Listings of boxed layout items

■ ■ ■ ■ ■

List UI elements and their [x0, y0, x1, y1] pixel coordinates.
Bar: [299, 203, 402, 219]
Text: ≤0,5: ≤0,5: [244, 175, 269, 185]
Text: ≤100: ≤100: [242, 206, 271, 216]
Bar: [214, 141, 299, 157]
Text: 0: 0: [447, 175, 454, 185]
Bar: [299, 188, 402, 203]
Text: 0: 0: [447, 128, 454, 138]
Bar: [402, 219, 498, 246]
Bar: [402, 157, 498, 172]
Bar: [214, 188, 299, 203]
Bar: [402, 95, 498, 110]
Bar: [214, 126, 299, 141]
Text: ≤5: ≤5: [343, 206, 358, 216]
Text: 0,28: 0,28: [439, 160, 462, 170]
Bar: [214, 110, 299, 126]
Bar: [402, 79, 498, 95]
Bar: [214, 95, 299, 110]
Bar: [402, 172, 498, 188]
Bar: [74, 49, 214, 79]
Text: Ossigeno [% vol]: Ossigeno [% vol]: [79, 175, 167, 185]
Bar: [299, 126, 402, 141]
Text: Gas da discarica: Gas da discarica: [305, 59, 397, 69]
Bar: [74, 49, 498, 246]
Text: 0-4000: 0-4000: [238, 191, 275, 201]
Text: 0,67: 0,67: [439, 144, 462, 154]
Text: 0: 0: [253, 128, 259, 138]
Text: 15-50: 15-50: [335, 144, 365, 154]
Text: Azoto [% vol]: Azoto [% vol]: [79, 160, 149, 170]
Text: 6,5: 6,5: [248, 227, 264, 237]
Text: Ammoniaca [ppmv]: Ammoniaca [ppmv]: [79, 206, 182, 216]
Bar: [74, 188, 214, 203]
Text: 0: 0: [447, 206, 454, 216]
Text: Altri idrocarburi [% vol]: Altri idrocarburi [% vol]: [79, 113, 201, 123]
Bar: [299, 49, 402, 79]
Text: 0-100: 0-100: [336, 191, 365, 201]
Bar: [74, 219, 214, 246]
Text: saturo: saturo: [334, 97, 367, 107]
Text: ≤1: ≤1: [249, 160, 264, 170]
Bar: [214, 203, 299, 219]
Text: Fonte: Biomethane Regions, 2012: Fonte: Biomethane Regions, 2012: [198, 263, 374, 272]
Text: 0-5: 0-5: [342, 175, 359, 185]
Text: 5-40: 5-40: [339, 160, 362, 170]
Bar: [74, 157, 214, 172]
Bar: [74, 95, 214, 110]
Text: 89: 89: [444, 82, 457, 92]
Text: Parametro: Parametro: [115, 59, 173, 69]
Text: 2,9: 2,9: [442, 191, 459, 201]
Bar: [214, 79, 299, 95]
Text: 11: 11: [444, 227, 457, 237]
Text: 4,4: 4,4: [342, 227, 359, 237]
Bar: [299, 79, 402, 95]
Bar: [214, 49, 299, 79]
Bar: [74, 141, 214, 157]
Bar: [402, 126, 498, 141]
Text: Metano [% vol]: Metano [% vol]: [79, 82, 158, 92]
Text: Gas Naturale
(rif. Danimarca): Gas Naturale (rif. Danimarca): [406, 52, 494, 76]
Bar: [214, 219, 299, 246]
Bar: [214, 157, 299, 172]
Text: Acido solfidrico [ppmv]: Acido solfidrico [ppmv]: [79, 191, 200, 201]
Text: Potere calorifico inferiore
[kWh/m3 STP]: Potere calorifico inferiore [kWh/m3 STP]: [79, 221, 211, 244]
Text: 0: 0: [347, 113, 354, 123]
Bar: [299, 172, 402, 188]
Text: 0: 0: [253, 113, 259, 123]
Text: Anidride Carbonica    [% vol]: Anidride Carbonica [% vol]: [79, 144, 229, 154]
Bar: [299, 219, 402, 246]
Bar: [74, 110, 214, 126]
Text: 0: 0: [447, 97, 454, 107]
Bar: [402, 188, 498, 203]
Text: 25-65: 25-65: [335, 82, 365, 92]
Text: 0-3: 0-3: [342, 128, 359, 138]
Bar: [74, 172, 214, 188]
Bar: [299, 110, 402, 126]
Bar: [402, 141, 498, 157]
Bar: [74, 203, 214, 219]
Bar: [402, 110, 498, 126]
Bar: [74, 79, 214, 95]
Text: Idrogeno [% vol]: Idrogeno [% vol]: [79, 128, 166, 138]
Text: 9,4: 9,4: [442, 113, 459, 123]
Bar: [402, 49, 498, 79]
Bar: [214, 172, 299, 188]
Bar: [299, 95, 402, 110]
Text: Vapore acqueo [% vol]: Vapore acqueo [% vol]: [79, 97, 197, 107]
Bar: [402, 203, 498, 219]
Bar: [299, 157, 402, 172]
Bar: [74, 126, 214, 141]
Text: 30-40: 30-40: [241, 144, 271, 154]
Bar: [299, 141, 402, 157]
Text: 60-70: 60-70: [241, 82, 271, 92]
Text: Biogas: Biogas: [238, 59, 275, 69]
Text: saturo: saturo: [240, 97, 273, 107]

■ ■ ■ ■ ■

Short task: Output every line of the entries above again, unchanged.

Exercise solution:
List UI elements and their [x0, y0, x1, y1] pixel coordinates.
Bar: [299, 203, 402, 219]
Text: ≤0,5: ≤0,5: [244, 175, 269, 185]
Text: ≤100: ≤100: [242, 206, 271, 216]
Bar: [214, 141, 299, 157]
Text: 0: 0: [447, 175, 454, 185]
Bar: [299, 188, 402, 203]
Text: 0: 0: [447, 128, 454, 138]
Bar: [402, 219, 498, 246]
Bar: [402, 157, 498, 172]
Bar: [214, 188, 299, 203]
Bar: [402, 95, 498, 110]
Bar: [214, 126, 299, 141]
Text: ≤5: ≤5: [343, 206, 358, 216]
Text: 0,28: 0,28: [439, 160, 462, 170]
Bar: [214, 110, 299, 126]
Bar: [402, 79, 498, 95]
Bar: [214, 95, 299, 110]
Bar: [402, 172, 498, 188]
Bar: [74, 49, 214, 79]
Text: Ossigeno [% vol]: Ossigeno [% vol]: [79, 175, 167, 185]
Bar: [299, 126, 402, 141]
Text: Gas da discarica: Gas da discarica: [305, 59, 397, 69]
Bar: [74, 49, 498, 246]
Text: 0-4000: 0-4000: [238, 191, 275, 201]
Text: 0,67: 0,67: [439, 144, 462, 154]
Text: 0: 0: [253, 128, 259, 138]
Text: 15-50: 15-50: [335, 144, 365, 154]
Text: Azoto [% vol]: Azoto [% vol]: [79, 160, 149, 170]
Text: 6,5: 6,5: [248, 227, 264, 237]
Text: Ammoniaca [ppmv]: Ammoniaca [ppmv]: [79, 206, 182, 216]
Bar: [74, 188, 214, 203]
Text: 0: 0: [447, 206, 454, 216]
Text: Altri idrocarburi [% vol]: Altri idrocarburi [% vol]: [79, 113, 201, 123]
Bar: [299, 49, 402, 79]
Text: 0-100: 0-100: [336, 191, 365, 201]
Bar: [74, 219, 214, 246]
Text: saturo: saturo: [334, 97, 367, 107]
Text: ≤1: ≤1: [249, 160, 264, 170]
Bar: [214, 203, 299, 219]
Text: Fonte: Biomethane Regions, 2012: Fonte: Biomethane Regions, 2012: [198, 263, 374, 272]
Text: 0-5: 0-5: [342, 175, 359, 185]
Text: 5-40: 5-40: [339, 160, 362, 170]
Bar: [74, 157, 214, 172]
Bar: [74, 95, 214, 110]
Text: 89: 89: [444, 82, 457, 92]
Text: Parametro: Parametro: [115, 59, 173, 69]
Text: 2,9: 2,9: [442, 191, 459, 201]
Bar: [214, 79, 299, 95]
Text: 11: 11: [444, 227, 457, 237]
Text: 4,4: 4,4: [342, 227, 359, 237]
Bar: [299, 79, 402, 95]
Bar: [214, 49, 299, 79]
Bar: [74, 141, 214, 157]
Bar: [402, 126, 498, 141]
Text: Metano [% vol]: Metano [% vol]: [79, 82, 158, 92]
Text: Gas Naturale
(rif. Danimarca): Gas Naturale (rif. Danimarca): [406, 52, 494, 76]
Bar: [214, 219, 299, 246]
Bar: [214, 157, 299, 172]
Text: Acido solfidrico [ppmv]: Acido solfidrico [ppmv]: [79, 191, 200, 201]
Text: Potere calorifico inferiore
[kWh/m3 STP]: Potere calorifico inferiore [kWh/m3 STP]: [79, 221, 211, 244]
Text: 0: 0: [347, 113, 354, 123]
Bar: [299, 172, 402, 188]
Text: 0: 0: [253, 113, 259, 123]
Text: Anidride Carbonica    [% vol]: Anidride Carbonica [% vol]: [79, 144, 229, 154]
Bar: [299, 219, 402, 246]
Bar: [74, 110, 214, 126]
Text: 0: 0: [447, 97, 454, 107]
Bar: [402, 188, 498, 203]
Text: 25-65: 25-65: [335, 82, 365, 92]
Text: 0-3: 0-3: [342, 128, 359, 138]
Bar: [74, 172, 214, 188]
Bar: [299, 110, 402, 126]
Bar: [402, 141, 498, 157]
Bar: [74, 203, 214, 219]
Bar: [402, 110, 498, 126]
Bar: [74, 79, 214, 95]
Text: Idrogeno [% vol]: Idrogeno [% vol]: [79, 128, 166, 138]
Text: 9,4: 9,4: [442, 113, 459, 123]
Bar: [402, 49, 498, 79]
Bar: [214, 172, 299, 188]
Bar: [299, 95, 402, 110]
Text: Vapore acqueo [% vol]: Vapore acqueo [% vol]: [79, 97, 197, 107]
Bar: [402, 203, 498, 219]
Bar: [299, 157, 402, 172]
Bar: [74, 126, 214, 141]
Text: 30-40: 30-40: [241, 144, 271, 154]
Bar: [299, 141, 402, 157]
Text: 60-70: 60-70: [241, 82, 271, 92]
Text: Biogas: Biogas: [238, 59, 275, 69]
Text: saturo: saturo: [240, 97, 273, 107]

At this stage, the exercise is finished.